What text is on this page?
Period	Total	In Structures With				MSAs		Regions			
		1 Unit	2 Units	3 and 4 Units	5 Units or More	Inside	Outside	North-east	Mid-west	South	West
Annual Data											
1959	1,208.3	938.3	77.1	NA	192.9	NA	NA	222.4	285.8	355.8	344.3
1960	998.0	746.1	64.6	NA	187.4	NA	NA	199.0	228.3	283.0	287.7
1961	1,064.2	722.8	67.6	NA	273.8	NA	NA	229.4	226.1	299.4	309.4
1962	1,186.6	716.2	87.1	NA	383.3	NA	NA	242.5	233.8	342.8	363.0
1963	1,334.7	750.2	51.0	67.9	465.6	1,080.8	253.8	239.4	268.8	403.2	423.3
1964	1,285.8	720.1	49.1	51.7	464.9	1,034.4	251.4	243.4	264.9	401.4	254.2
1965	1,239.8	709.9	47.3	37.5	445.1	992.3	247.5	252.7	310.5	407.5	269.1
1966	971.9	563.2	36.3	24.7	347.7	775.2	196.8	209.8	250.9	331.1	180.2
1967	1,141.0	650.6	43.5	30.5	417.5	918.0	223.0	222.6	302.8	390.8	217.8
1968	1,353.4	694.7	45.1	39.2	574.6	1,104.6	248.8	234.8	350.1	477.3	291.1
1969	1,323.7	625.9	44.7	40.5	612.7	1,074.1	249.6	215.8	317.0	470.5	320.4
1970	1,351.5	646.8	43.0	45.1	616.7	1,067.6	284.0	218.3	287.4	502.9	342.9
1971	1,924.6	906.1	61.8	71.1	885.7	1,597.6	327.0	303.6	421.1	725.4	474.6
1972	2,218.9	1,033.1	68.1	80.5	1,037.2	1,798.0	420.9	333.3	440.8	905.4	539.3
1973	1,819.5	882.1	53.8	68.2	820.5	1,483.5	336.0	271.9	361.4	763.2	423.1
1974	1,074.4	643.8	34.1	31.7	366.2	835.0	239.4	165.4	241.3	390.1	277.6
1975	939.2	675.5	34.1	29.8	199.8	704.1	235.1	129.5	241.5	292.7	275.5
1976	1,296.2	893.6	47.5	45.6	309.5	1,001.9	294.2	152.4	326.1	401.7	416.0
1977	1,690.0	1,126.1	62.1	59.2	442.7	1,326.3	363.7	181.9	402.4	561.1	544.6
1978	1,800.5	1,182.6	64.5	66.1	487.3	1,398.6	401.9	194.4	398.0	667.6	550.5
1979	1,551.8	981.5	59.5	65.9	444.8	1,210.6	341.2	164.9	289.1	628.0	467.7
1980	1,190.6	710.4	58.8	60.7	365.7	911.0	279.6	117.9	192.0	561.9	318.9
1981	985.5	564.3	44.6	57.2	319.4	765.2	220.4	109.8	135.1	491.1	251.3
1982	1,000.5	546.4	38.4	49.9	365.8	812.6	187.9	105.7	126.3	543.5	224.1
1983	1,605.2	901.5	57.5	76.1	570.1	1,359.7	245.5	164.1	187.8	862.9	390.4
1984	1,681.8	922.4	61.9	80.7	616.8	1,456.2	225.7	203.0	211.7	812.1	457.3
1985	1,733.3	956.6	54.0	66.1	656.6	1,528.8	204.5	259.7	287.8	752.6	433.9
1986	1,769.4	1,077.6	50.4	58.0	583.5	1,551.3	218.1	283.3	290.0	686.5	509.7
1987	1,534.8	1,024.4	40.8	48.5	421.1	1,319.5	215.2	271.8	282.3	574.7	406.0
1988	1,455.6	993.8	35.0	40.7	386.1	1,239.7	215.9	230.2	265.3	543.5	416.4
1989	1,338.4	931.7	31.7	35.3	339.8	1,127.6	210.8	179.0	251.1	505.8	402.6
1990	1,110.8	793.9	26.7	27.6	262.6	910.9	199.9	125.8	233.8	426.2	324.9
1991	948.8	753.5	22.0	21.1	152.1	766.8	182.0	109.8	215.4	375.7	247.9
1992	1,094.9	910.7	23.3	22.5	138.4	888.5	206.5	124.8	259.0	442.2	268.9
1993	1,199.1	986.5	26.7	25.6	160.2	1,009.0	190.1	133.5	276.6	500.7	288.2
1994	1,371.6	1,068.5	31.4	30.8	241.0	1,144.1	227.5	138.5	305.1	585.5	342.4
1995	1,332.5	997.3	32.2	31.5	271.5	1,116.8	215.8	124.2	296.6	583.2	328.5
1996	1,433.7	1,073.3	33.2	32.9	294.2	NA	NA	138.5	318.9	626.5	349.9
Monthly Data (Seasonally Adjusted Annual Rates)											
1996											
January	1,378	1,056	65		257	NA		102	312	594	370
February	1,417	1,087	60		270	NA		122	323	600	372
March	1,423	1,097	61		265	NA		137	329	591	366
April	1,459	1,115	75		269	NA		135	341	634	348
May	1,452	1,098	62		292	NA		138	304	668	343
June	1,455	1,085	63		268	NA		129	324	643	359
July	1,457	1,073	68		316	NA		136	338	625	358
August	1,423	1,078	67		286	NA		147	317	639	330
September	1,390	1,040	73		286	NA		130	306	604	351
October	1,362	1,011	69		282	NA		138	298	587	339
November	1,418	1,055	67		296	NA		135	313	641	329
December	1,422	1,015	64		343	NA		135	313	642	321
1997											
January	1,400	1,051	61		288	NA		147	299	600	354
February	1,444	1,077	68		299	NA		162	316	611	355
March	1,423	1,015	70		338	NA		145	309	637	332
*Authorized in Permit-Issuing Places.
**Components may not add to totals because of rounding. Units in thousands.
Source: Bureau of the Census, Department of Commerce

******************************

Extract each line from the listing above, please, and repeat it exactly.

**Answer for the task**.
What text is on this page?
Period	Total	In Structures With				MSAs		Regions			
		1 Unit	2 Units	3 and 4 Units	5 Units or More	Inside	Outside	North-east	Mid-west	South	West
Annual Data											
1959	1,208.3	938.3	77.1	NA	192.9	NA	NA	222.4	285.8	355.8	344.3
1960	998.0	746.1	64.6	NA	187.4	NA	NA	199.0	228.3	283.0	287.7
1961	1,064.2	722.8	67.6	NA	273.8	NA	NA	229.4	226.1	299.4	309.4
1962	1,186.6	716.2	87.1	NA	383.3	NA	NA	242.5	233.8	342.8	363.0
1963	1,334.7	750.2	51.0	67.9	465.6	1,080.8	253.8	239.4	268.8	403.2	423.3
1964	1,285.8	720.1	49.1	51.7	464.9	1,034.4	251.4	243.4	264.9	401.4	254.2
1965	1,239.8	709.9	47.3	37.5	445.1	992.3	247.5	252.7	310.5	407.5	269.1
1966	971.9	563.2	36.3	24.7	347.7	775.2	196.8	209.8	250.9	331.1	180.2
1967	1,141.0	650.6	43.5	30.5	417.5	918.0	223.0	222.6	302.8	390.8	217.8
1968	1,353.4	694.7	45.1	39.2	574.6	1,104.6	248.8	234.8	350.1	477.3	291.1
1969	1,323.7	625.9	44.7	40.5	612.7	1,074.1	249.6	215.8	317.0	470.5	320.4
1970	1,351.5	646.8	43.0	45.1	616.7	1,067.6	284.0	218.3	287.4	502.9	342.9
1971	1,924.6	906.1	61.8	71.1	885.7	1,597.6	327.0	303.6	421.1	725.4	474.6
1972	2,218.9	1,033.1	68.1	80.5	1,037.2	1,798.0	420.9	333.3	440.8	905.4	539.3
1973	1,819.5	882.1	53.8	68.2	820.5	1,483.5	336.0	271.9	361.4	763.2	423.1
1974	1,074.4	643.8	34.1	31.7	366.2	835.0	239.4	165.4	241.3	390.1	277.6
1975	939.2	675.5	34.1	29.8	199.8	704.1	235.1	129.5	241.5	292.7	275.5
1976	1,296.2	893.6	47.5	45.6	309.5	1,001.9	294.2	152.4	326.1	401.7	416.0
1977	1,690.0	1,126.1	62.1	59.2	442.7	1,326.3	363.7	181.9	402.4	561.1	544.6
1978	1,800.5	1,182.6	64.5	66.1	487.3	1,398.6	401.9	194.4	398.0	667.6	550.5
1979	1,551.8	981.5	59.5	65.9	444.8	1,210.6	341.2	164.9	289.1	628.0	467.7
1980	1,190.6	710.4	58.8	60.7	365.7	911.0	279.6	117.9	192.0	561.9	318.9
1981	985.5	564.3	44.6	57.2	319.4	765.2	220.4	109.8	135.1	491.1	251.3
1982	1,000.5	546.4	38.4	49.9	365.8	812.6	187.9	105.7	126.3	543.5	224.1
1983	1,605.2	901.5	57.5	76.1	570.1	1,359.7	245.5	164.1	187.8	862.9	390.4
1984	1,681.8	922.4	61.9	80.7	616.8	1,456.2	225.7	203.0	211.7	812.1	457.3
1985	1,733.3	956.6	54.0	66.1	656.6	1,528.8	204.5	259.7	287.8	752.6	433.9
1986	1,769.4	1,077.6	50.4	58.0	583.5	1,551.3	218.1	283.3	290.0	686.5	509.7
1987	1,534.8	1,024.4	40.8	48.5	421.1	1,319.5	215.2	271.8	282.3	574.7	406.0
1988	1,455.6	993.8	35.0	40.7	386.1	1,239.7	215.9	230.2	265.3	543.5	416.4
1989	1,338.4	931.7	31.7	35.3	339.8	1,127.6	210.8	179.0	251.1	505.8	402.6
1990	1,110.8	793.9	26.7	27.6	262.6	910.9	199.9	125.8	233.8	426.2	324.9
1991	948.8	753.5	22.0	21.1	152.1	766.8	182.0	109.8	215.4	375.7	247.9
1992	1,094.9	910.7	23.3	22.5	138.4	888.5	206.5	124.8	259.0	442.2	268.9
1993	1,199.1	986.5	26.7	25.6	160.2	1,009.0	190.1	133.5	276.6	500.7	288.2
1994	1,371.6	1,068.5	31.4	30.8	241.0	1,144.1	227.5	138.5	305.1	585.5	342.4
1995	1,332.5	997.3	32.2	31.5	271.5	1,116.8	215.8	124.2	296.6	583.2	328.5
1996	1,433.7	1,073.3	33.2	32.9	294.2	NA	NA	138.5	318.9	626.5	349.9
Monthly Data (Seasonally Adjusted Annual Rates)											
1996											
January	1,378	1,056	65		257	NA		102	312	594	370
February	1,417	1,087	60		270	NA		122	323	600	372
March	1,423	1,097	61		265	NA		137	329	591	366
April	1,459	1,115	75		269	NA		135	341	634	348
May	1,452	1,098	62		292	NA		138	304	668	343
June	1,455	1,085	63		268	NA		129	324	643	359
July	1,457	1,073	68		316	NA		136	338	625	358
August	1,423	1,078	67		286	NA		147	317	639	330
September	1,390	1,040	73		286	NA		130	306	604	351
October	1,362	1,011	69		282	NA		138	298	587	339
November	1,418	1,055	67		296	NA		135	313	641	329
December	1,422	1,015	64		343	NA		135	313	642	321
1997											
January	1,400	1,051	61		288	NA		147	299	600	354
February	1,444	1,077	68		299	NA		162	316	611	355
March	1,423	1,015	70		338	NA		145	309	637	332
*Authorized in Permit-Issuing Places.
**Components may not add to totals because of rounding. Units in thousands.
Source: Bureau of the Census, Department of Commerce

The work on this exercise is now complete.